◆ **Problem details**
Which lines have the string "this"? Copy all of them from the entries below.

# Information shown start

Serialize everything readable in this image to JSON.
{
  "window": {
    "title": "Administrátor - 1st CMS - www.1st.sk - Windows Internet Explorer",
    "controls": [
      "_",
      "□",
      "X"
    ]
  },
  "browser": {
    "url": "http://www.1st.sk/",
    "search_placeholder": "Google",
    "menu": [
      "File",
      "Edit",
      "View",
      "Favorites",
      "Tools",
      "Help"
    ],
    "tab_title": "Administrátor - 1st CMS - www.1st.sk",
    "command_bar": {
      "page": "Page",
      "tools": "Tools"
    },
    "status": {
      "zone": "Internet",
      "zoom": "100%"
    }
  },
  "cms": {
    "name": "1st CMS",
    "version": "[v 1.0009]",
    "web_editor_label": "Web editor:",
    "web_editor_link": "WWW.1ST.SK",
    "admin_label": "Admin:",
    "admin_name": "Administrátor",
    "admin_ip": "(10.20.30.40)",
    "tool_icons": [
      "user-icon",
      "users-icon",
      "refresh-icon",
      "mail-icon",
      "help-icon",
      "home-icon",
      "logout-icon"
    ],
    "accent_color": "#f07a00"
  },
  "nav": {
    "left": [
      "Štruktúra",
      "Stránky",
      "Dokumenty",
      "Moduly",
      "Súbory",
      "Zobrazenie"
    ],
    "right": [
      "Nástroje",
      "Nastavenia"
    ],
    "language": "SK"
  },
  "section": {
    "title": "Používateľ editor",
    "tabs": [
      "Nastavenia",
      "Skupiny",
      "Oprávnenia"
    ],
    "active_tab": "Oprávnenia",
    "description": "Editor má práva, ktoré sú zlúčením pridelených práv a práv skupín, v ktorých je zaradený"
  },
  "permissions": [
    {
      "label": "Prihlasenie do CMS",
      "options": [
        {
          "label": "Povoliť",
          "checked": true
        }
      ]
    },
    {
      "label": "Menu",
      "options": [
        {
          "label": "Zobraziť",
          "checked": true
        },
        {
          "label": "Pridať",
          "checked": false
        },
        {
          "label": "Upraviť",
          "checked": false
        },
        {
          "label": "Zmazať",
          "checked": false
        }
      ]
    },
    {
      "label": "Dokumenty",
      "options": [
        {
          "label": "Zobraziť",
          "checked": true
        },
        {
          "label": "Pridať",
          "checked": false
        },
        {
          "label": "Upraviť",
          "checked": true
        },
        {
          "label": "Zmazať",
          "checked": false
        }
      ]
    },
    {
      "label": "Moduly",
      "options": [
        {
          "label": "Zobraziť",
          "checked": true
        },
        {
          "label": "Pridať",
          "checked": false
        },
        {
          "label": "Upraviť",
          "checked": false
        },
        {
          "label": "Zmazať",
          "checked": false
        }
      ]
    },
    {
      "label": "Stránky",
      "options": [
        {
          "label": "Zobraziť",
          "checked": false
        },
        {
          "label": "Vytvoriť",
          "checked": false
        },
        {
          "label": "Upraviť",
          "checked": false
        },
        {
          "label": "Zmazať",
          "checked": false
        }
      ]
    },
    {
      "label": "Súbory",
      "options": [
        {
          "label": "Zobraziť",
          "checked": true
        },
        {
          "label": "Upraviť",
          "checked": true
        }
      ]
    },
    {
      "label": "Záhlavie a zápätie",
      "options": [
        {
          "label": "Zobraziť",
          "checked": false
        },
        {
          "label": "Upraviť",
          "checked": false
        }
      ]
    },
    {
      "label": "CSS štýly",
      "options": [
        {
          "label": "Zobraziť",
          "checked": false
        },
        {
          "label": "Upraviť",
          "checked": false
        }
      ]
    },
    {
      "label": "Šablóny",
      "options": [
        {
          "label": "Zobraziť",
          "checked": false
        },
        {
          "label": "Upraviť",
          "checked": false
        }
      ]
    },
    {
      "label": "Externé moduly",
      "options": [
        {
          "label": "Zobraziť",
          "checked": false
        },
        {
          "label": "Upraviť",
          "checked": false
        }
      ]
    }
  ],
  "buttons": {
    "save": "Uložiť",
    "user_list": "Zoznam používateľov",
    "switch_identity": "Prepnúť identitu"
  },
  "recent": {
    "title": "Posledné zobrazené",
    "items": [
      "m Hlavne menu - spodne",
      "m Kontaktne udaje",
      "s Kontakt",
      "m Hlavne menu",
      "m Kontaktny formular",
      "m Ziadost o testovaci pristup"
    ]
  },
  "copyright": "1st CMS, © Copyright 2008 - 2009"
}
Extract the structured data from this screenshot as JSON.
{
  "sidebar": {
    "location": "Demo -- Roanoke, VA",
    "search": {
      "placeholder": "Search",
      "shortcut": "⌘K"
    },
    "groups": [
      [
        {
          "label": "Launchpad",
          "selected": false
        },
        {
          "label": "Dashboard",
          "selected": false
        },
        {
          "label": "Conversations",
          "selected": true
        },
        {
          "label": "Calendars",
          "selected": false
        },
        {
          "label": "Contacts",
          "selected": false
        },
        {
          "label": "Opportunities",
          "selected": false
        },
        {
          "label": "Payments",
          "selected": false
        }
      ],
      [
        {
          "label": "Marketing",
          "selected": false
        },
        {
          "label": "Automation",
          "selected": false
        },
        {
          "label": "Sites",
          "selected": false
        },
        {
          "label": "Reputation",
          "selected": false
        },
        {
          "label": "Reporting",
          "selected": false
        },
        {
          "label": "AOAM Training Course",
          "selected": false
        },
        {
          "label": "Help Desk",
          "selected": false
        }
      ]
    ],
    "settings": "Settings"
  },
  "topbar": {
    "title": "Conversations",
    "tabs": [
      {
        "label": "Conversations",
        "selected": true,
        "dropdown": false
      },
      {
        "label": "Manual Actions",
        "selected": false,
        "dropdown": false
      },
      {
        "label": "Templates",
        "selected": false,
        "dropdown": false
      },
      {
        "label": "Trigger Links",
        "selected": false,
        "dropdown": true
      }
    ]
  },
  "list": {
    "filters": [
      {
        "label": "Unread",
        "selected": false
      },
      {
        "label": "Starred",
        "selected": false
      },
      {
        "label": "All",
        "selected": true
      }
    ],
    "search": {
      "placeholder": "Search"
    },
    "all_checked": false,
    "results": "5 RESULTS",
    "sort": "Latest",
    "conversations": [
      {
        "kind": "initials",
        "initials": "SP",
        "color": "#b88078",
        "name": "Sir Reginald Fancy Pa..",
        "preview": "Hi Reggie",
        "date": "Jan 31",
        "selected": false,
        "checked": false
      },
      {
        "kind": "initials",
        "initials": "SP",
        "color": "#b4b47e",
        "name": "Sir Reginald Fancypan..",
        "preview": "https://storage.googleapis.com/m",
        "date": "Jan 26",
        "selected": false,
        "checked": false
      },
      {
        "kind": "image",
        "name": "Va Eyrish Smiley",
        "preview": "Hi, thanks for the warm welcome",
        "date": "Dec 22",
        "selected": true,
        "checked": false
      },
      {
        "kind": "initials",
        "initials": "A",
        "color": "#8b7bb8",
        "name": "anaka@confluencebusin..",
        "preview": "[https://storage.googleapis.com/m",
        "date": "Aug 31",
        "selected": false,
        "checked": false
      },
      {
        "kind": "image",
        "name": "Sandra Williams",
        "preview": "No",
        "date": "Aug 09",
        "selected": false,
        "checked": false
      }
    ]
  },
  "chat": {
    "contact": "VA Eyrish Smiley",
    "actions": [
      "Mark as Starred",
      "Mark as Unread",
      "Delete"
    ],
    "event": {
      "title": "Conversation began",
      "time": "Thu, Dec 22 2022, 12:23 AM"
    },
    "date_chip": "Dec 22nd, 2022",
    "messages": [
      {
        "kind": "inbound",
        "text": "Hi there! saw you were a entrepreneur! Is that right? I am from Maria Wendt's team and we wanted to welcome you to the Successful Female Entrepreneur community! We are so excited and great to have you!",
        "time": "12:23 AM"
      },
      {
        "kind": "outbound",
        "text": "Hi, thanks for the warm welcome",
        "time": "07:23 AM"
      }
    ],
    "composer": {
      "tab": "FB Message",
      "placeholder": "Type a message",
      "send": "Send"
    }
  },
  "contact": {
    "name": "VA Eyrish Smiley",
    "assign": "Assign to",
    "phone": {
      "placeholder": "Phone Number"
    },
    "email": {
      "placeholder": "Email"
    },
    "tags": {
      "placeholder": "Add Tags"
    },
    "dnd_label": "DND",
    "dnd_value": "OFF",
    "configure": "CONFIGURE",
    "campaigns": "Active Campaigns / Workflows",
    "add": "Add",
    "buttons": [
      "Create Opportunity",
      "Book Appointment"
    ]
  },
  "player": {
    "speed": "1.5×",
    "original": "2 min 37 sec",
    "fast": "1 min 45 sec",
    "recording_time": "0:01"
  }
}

# Information shown end

◆ **The response**
Serialize everything readable in this image to JSON.
Extract the structured data from this screenshot as JSON.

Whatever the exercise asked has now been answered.